# [Fragmento seleccionado]
####################

El advenimiento del fútbol millonario en Europa ha acabado con aquel modelo económico, que ha sido reemplazado por otro. Ahora un puñado de equipos acaparan una proporción absurda del talento futbolístico internacional abriendo una brecha insalvable entre los clubes de élite y los de clase media. Antes de la ley Bosman las plantillas eran más estables y perdurables. Salvo excepciones puntuales, los jugadores eran prácticamente los mismos año tras año, lo cual llevaba a la la identificación de la afición con los jugadores (quienes, en su inmensa mayoría, eran nacionales), la compenetración entre los jugadores y la permanencia de buenos jugadores en clubes modestos. Hoy en día, ligas como la holandesa, la belga, las de Europa del Este o las ligas sudamericanas se han devaluado enormemente, pues su modelo financiero se basa en la formación de jóvenes figuras destinadas a la exportación. A los clubes rumanos o brasileros les interesa menos una copa que convencer al mundo de que Neymar, o cualquier otro fenómeno de turno, es el nuevo mesías.


No se trata de glorificar el pasado, ni de echar de menos lo que inevitablemente no volverá a ser. La movilidad es fundamento esencial del concepto (post)moderno de la Comunidad Europea y su incorporación a los estamentos del fútbol es natural. Indudablemente, existe el riesgo de que en esta época la mayor ambición de un club y, posiblemente de su afición, sea que un jeque exótico y magnánimo tome las riendas del negocio. Pero la prosperidad no puede venir a costa de la independencia, y, como muchos clubes han descubierto de la manera más cruel posible, cuando son las sobras de la plusvalía del petróleo o cualquier otra panacea moderna las que alimentan al deporte se hace difícil diferenciar entre la afición y los perros.

####################

# [Extractos de datos]

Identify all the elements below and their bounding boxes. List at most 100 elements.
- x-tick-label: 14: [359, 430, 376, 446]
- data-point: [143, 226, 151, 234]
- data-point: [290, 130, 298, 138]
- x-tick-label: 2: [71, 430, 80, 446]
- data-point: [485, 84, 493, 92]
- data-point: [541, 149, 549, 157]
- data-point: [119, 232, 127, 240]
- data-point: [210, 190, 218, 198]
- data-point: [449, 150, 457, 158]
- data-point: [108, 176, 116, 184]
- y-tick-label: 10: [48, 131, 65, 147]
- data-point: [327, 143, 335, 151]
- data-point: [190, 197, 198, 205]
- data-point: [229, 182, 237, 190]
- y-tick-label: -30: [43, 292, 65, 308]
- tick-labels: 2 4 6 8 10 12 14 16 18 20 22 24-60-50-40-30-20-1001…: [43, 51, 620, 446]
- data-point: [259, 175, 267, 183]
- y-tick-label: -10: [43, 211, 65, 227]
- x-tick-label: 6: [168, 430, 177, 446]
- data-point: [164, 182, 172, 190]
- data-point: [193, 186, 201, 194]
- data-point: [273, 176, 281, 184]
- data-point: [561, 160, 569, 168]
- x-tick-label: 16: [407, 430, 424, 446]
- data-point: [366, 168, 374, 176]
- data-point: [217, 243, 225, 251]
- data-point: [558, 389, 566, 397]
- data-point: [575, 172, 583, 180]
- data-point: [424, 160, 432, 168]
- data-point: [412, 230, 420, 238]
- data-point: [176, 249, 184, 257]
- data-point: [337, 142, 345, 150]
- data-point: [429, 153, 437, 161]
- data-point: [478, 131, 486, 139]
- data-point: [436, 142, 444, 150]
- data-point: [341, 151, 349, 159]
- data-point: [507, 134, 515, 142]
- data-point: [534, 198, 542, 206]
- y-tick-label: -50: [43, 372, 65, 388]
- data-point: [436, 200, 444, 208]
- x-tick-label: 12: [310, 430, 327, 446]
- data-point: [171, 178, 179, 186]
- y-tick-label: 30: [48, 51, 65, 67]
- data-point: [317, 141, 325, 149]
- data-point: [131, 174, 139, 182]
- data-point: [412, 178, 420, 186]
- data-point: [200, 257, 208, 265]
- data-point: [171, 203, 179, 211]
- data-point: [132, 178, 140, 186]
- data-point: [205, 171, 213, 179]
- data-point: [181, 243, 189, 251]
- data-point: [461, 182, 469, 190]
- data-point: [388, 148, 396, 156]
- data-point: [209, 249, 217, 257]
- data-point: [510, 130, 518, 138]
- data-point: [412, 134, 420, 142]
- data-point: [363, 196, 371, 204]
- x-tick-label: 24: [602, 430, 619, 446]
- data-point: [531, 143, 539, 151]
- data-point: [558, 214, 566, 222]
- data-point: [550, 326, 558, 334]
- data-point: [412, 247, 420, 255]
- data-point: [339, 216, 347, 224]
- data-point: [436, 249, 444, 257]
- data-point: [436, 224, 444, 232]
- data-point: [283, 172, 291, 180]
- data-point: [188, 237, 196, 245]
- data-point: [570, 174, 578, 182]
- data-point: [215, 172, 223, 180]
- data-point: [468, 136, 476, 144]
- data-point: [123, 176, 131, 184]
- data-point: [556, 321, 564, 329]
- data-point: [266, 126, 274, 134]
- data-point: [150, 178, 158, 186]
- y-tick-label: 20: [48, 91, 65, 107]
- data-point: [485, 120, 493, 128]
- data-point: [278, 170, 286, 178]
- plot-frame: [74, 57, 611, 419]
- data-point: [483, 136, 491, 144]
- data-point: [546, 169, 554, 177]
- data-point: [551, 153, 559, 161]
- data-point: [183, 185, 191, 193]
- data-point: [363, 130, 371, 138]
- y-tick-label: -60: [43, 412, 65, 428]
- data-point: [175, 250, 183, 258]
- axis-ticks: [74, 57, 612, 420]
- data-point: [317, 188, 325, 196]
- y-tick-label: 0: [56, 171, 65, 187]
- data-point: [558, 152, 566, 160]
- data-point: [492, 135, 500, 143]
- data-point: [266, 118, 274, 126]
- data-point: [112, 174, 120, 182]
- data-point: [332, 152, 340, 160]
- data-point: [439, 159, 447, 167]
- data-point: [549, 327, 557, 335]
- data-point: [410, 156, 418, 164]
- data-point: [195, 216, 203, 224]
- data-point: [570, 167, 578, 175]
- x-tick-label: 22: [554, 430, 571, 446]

####################

# [Sobre la tarea]
Prosigue el texto sobre el fútbol europeo tras la ley Bosman a partir de su última oración.

# [La respuesta]
Afortunadamente, de vez en cuando (y cada vez menos) surge una figura, una situación, un ejemplo que nos hace recordar que en estos tiempos de contratos sin valor, cláusulas de rescisión incalculables y sueldos multimillonarios, todavía existe un residuo—¿germen?, o apenas sedimento—del tipo de arraigo, de identificación, de lealtad, inclusive, que una vez imperó en el fútbol europeo. Hablar de Maldini es hablar de otra generación, y el ejemplo de Gerrard, inscrito en el mito del Liverpool, es tal vez exaltar una excepción. Pero ahora que el Bayern se ha convertido en el club de moda—y eso antes de que Guardiola tome el mando—resulta pertinente resaltar el caso de Bastian Schweinsteiger, no porque haya jugado toda su carrera en el Bayern (también lo ha hecho, por ejemplo, Philip Lahm), sino porque en reiteradas ocasiones ha venido el diablo a tentar su mano, y al menos una vez estuvo Schweinsteiger a punto de partir. Tras un tango y un bolero con el Milan, el United y aquel Madrid de la era Schuster/Juande Ramos/Pellegrini, Schweinsteiger se dejó de coqueteos y firmó un contrato de seis años con el Bayern que selló con una rueda de prensa donde dejó claro que su prioridad era ganar la Champions, pero que para él sería mucho más significativo hacerlo con el Bayern que con cualquier otro equipo.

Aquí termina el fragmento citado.